Task requirements:
Copy the entries below word for word, beginning with the line that contains "sidebar-item-label: Crud bbox=[73, 531, 101, 545]" and ending after the line that contains "sidebar-item-chart[interactable]: Chart bbox=[52, 431, 106, 451]".

Data entries:
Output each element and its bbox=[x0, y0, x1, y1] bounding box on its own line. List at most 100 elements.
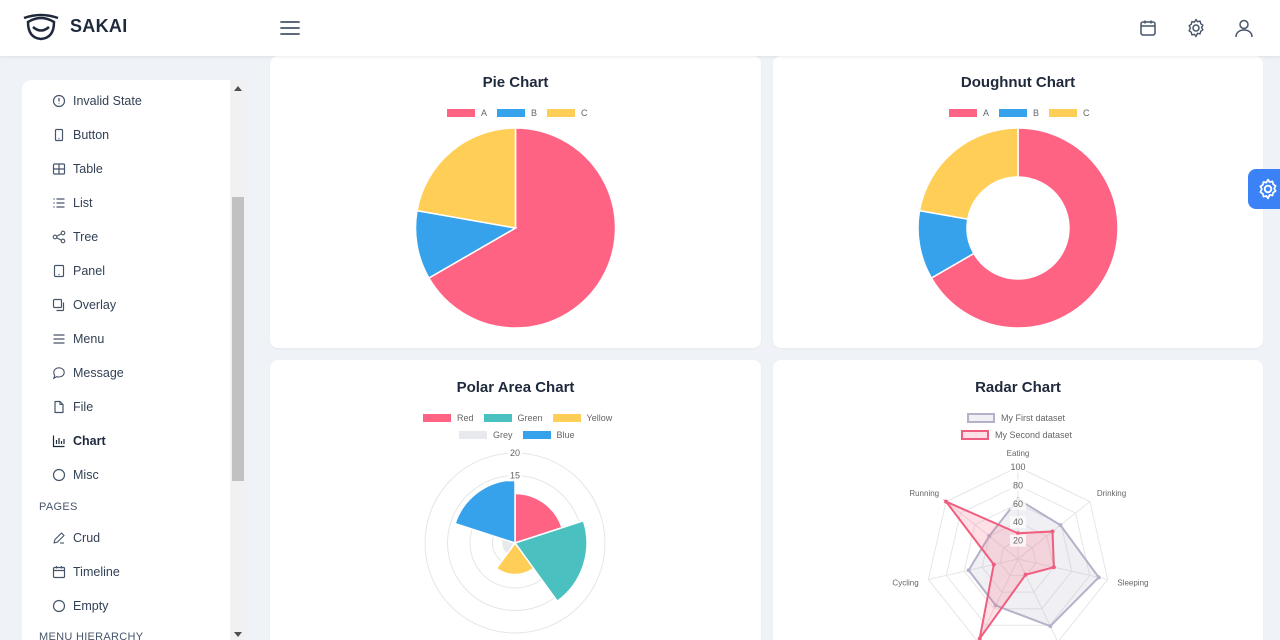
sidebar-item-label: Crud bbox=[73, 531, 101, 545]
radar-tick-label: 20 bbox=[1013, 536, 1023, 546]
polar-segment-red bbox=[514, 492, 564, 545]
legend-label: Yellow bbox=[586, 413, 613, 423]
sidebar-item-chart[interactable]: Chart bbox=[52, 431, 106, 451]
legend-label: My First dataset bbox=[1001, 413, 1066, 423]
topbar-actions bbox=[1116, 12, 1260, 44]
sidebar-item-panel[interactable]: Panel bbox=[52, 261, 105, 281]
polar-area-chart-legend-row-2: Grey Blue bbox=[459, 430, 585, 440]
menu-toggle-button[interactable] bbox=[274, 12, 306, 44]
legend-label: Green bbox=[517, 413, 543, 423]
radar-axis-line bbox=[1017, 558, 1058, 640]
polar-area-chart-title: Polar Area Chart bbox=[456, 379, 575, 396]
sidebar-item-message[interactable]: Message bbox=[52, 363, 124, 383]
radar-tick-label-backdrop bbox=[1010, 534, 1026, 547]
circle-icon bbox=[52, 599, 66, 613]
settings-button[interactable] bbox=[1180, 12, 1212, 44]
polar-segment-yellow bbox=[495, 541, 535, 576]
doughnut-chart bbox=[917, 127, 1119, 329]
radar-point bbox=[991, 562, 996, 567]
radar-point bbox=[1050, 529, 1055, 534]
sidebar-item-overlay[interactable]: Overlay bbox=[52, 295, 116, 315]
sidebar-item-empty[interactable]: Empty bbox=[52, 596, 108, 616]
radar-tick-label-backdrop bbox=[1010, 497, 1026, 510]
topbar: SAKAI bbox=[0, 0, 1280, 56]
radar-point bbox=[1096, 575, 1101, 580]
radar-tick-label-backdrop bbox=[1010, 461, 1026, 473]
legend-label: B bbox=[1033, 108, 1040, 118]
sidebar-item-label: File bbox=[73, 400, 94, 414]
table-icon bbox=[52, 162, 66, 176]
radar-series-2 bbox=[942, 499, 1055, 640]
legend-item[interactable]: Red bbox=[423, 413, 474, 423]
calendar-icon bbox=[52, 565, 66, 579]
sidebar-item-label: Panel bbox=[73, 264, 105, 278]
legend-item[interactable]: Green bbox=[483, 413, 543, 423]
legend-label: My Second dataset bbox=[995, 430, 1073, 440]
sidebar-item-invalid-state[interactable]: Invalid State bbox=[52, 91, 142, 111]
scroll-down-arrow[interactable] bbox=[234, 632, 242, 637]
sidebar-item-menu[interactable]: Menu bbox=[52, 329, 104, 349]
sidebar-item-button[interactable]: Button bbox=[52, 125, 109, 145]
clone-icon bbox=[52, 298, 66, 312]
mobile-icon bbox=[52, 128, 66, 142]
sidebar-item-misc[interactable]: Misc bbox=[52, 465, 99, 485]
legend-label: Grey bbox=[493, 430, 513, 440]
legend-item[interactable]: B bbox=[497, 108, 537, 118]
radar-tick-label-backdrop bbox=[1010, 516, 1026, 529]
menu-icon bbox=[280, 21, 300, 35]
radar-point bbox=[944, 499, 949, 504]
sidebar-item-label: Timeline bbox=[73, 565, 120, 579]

Result of this exercise:
sidebar-item-label: Crud bbox=[73, 531, 101, 545]
radar-tick-label: 20 bbox=[1013, 536, 1023, 546]
polar-segment-red bbox=[514, 492, 564, 545]
legend-label: Yellow bbox=[586, 413, 613, 423]
sidebar-item-chart[interactable]: Chart bbox=[52, 431, 106, 451]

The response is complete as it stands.